READING TEXT —
** START **

The Great Wide Open
An Interview with Chloé Zhao (The Rider)
By Devika Girish
At one point in The Rider, Chloé Zhao’s resplendent documentary-inflected drama about a rodeo star slowly coming to terms with a career-ending injury, protagonist Brady Blackburn breaks into tears in his car after visiting his tetraplegic friend Lane Scott, a (much more severely) incapacitated ex-rodeo champion. Zhao has said that 20-year-old Brady Jandreau—who, along with Lane and all the other actors in the film, plays an ever-so-slight variation of himself—had not cried in seven years. Only under the pretext of performance did Brady allow himself to succumb, recalling events similar to those dramatized in the film. The Rider derives its extraordinary emotional realism from moments like these, in which the inner lives of its (non-) actors reveal themselves in the refuge of fiction.

** END **

WHAT IS ASKED — List every full name, first and last, that appears in the interview text above.

DATA LISTING —

** START **

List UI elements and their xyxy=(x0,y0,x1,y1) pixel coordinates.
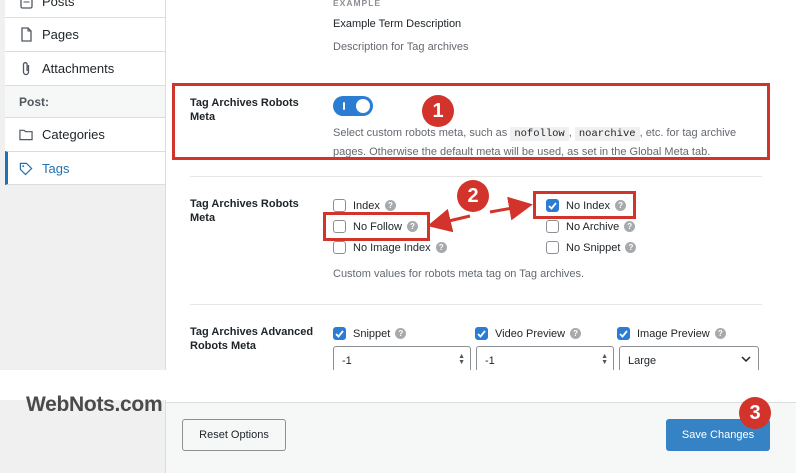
annotation-badge-1: 1 xyxy=(422,95,454,127)
annotation-badge-3: 3 xyxy=(739,397,771,429)
annotation-badge-2: 2 xyxy=(457,180,489,212)
annotation-arrow xyxy=(427,196,533,233)
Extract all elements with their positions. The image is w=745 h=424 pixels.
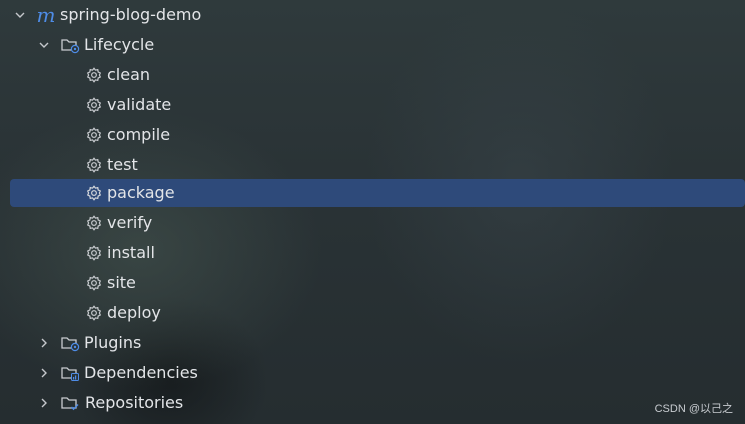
lifecycle-goal-clean[interactable]: clean [0,60,745,90]
lifecycle-goal-deploy[interactable]: deploy [0,298,745,328]
gear-icon [84,95,104,115]
gear-icon [84,183,104,203]
goal-label: install [107,243,155,262]
folder-chart-icon [60,363,80,383]
maven-icon: m [36,3,56,27]
dependencies-label: Dependencies [84,363,198,382]
gear-icon [84,65,104,85]
tree-row-repositories[interactable]: Repositories [0,388,745,418]
lifecycle-goal-test[interactable]: test [0,150,745,180]
lifecycle-goal-validate[interactable]: validate [0,90,745,120]
lifecycle-label: Lifecycle [84,35,155,54]
gear-icon [84,125,104,145]
tree-row-project[interactable]: m spring-blog-demo [0,0,745,30]
lifecycle-goal-install[interactable]: install [0,238,745,268]
folder-gear-icon [60,35,80,55]
lifecycle-goal-package[interactable]: package [0,178,745,208]
chevron-down-icon[interactable] [12,7,28,23]
goal-label: deploy [107,303,161,322]
watermark: CSDN @以己之 [654,403,733,415]
goal-label: validate [107,95,172,114]
plugins-label: Plugins [84,333,142,352]
project-name: spring-blog-demo [60,5,202,24]
chevron-down-icon[interactable] [36,37,52,53]
goal-label: site [107,273,136,292]
gear-icon [84,273,104,293]
chevron-right-icon[interactable] [36,365,52,381]
tree-row-dependencies[interactable]: Dependencies [0,358,745,388]
chevron-right-icon[interactable] [36,335,52,351]
goal-label: compile [107,125,171,144]
gear-icon [84,243,104,263]
tree-row-lifecycle[interactable]: Lifecycle [0,30,745,60]
lifecycle-goal-site[interactable]: site [0,268,745,298]
lifecycle-goal-verify[interactable]: verify [0,208,745,238]
tree-row-plugins[interactable]: Plugins [0,328,745,358]
folder-gear-icon [60,333,80,353]
gear-icon [84,213,104,233]
chevron-right-icon[interactable] [36,395,52,411]
lifecycle-goal-compile[interactable]: compile [0,120,745,150]
folder-check-icon [60,393,80,413]
gear-icon [84,155,104,175]
goal-label: package [107,183,175,202]
gear-icon [84,303,104,323]
goal-label: verify [107,213,153,232]
repositories-label: Repositories [85,393,184,412]
goal-label: test [107,155,138,174]
goal-label: clean [107,65,151,84]
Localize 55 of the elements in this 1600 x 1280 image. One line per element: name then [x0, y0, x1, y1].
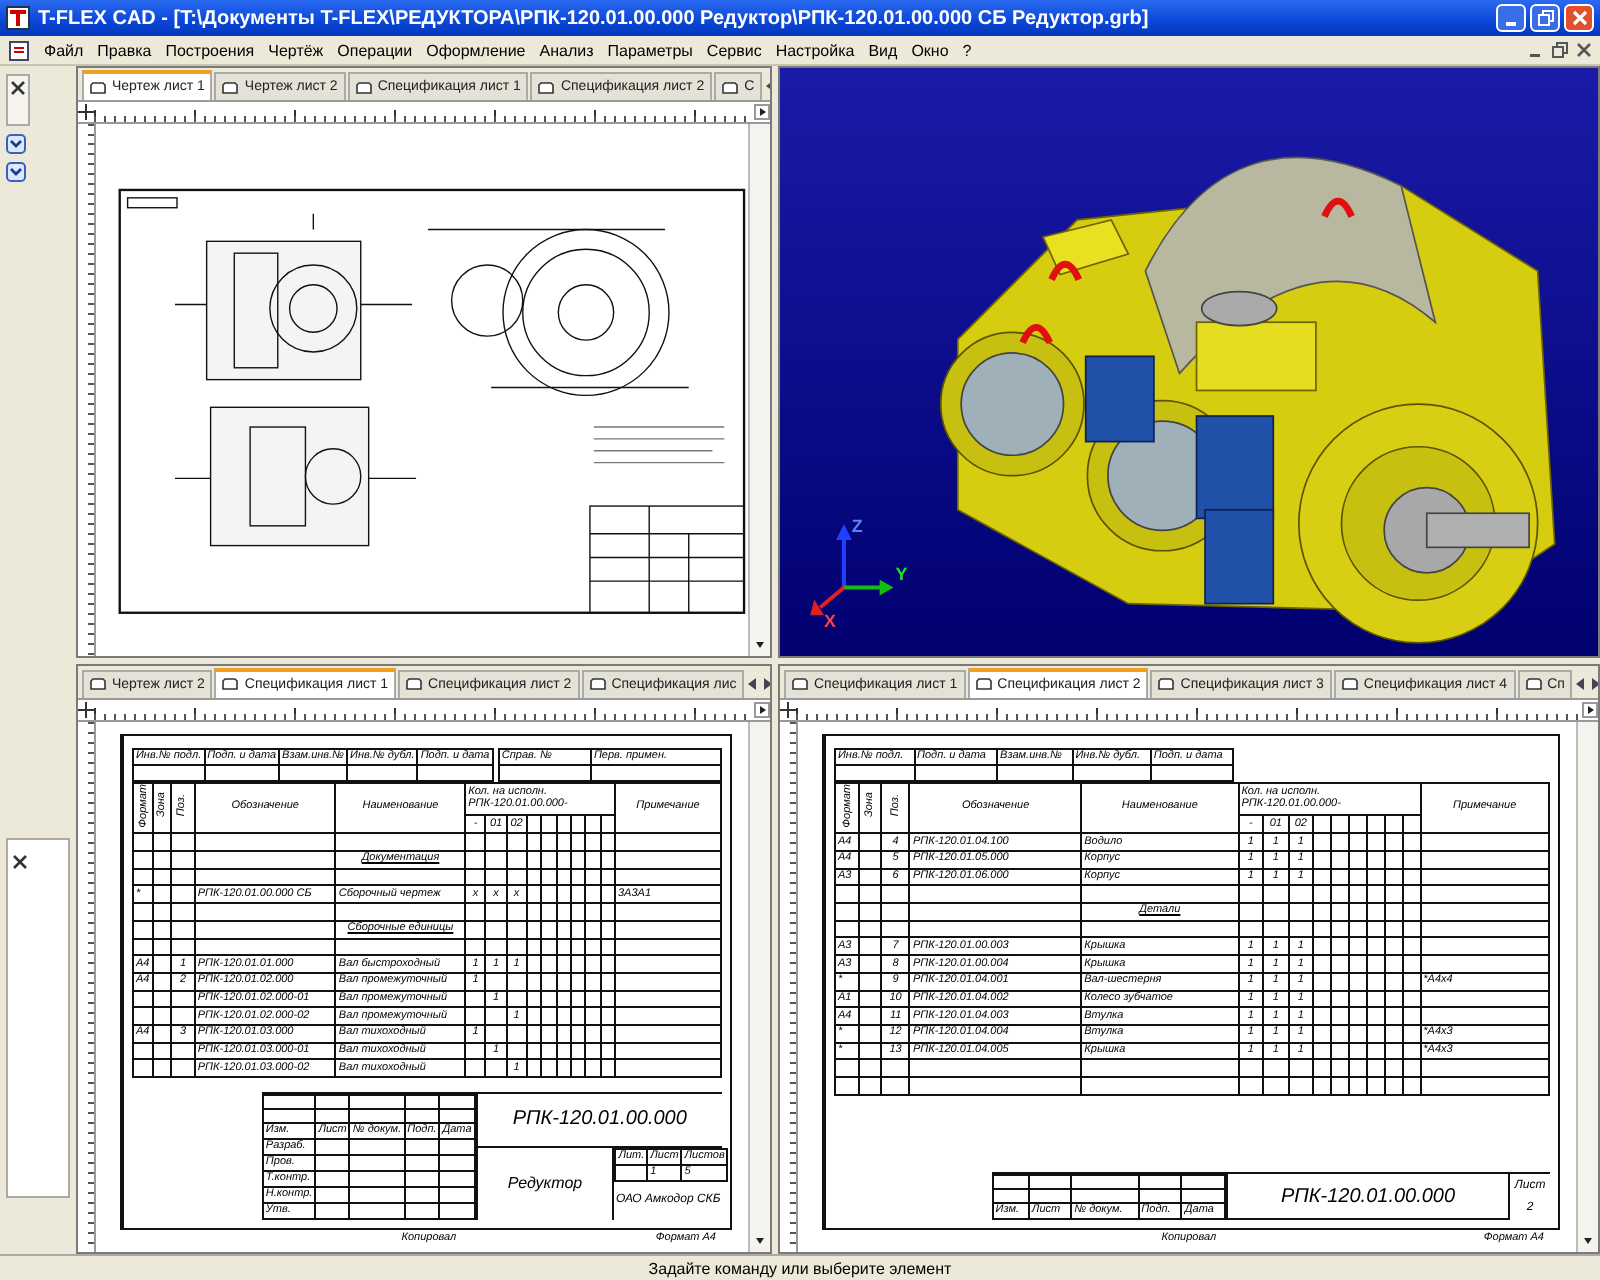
page-icon	[222, 678, 239, 690]
menu-item[interactable]: Файл	[44, 41, 84, 59]
window-title: T-FLEX CAD - [T:\Документы T-FLEX\РЕДУКТОРА\РПК-120.01.00.000 Редуктор\РПК-120.01.00.000 СБ Редуктор.grb]	[38, 7, 1149, 29]
page-icon	[1158, 678, 1175, 690]
page-icon	[722, 81, 739, 93]
tab-scroll-arrows-icon[interactable]	[1574, 675, 1598, 691]
minimize-button[interactable]	[1496, 4, 1526, 32]
menu-item[interactable]: Оформление	[426, 41, 526, 59]
close-button[interactable]	[1564, 4, 1594, 32]
scroll-right-icon[interactable]	[754, 104, 770, 120]
chevron-down-icon[interactable]	[6, 162, 26, 182]
close-icon[interactable]	[1576, 42, 1592, 58]
close-icon	[1571, 10, 1587, 26]
move-icon[interactable]	[78, 701, 94, 717]
close-icon[interactable]	[12, 854, 28, 870]
3d-viewport[interactable]: Z Y X	[778, 66, 1600, 657]
axis-label: Y	[895, 563, 908, 584]
page-icon	[406, 678, 423, 690]
page-icon	[1525, 678, 1542, 690]
menu-item[interactable]: Вид	[868, 41, 898, 59]
page-icon	[90, 678, 106, 690]
page-icon	[90, 81, 106, 93]
page-icon	[975, 678, 992, 690]
menu-item[interactable]: Настройка	[775, 41, 855, 59]
document-icon[interactable]	[8, 39, 30, 61]
menu-item[interactable]: Сервис	[706, 41, 762, 59]
page-icon	[1341, 678, 1358, 690]
page-icon	[355, 81, 372, 93]
menu-item[interactable]: Операции	[337, 41, 413, 59]
menu-item[interactable]: Чертёж	[268, 41, 324, 59]
menu-item[interactable]: Анализ	[539, 41, 594, 59]
page-icon	[589, 678, 606, 690]
chevron-down-icon[interactable]	[6, 134, 26, 154]
menu-item[interactable]: Параметры	[607, 41, 693, 59]
scroll-right-icon[interactable]	[1582, 701, 1598, 717]
document-name: Редуктор	[477, 1147, 615, 1220]
axis-label: Z	[851, 516, 863, 537]
page-icon	[222, 81, 239, 93]
tab-scroll-arrows-icon[interactable]	[746, 675, 770, 691]
page-icon	[538, 81, 555, 93]
move-icon[interactable]	[78, 104, 94, 120]
scroll-right-icon[interactable]	[754, 701, 770, 717]
menu-item[interactable]: ?	[962, 41, 972, 59]
menu-item[interactable]: Построения	[165, 41, 255, 59]
move-icon[interactable]	[780, 701, 796, 717]
document-code: РПК-120.01.00.000	[477, 1094, 722, 1148]
restore-button[interactable]	[1530, 4, 1560, 32]
app-logo-icon	[6, 6, 30, 30]
menu-item[interactable]: Окно	[911, 41, 949, 59]
document-code: РПК-120.01.00.000	[1228, 1174, 1508, 1220]
close-icon[interactable]	[10, 80, 26, 96]
axis-label: X	[824, 611, 836, 632]
page-icon	[792, 678, 808, 690]
menu-item[interactable]: Правка	[97, 41, 152, 59]
status-text: Задайте команду или выберите элемент	[648, 1259, 952, 1277]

** END **

TASK SOLUTION — Chloé Zhao, Devika Girish, Brady Blackburn, Lane Scott, Brady Jandreau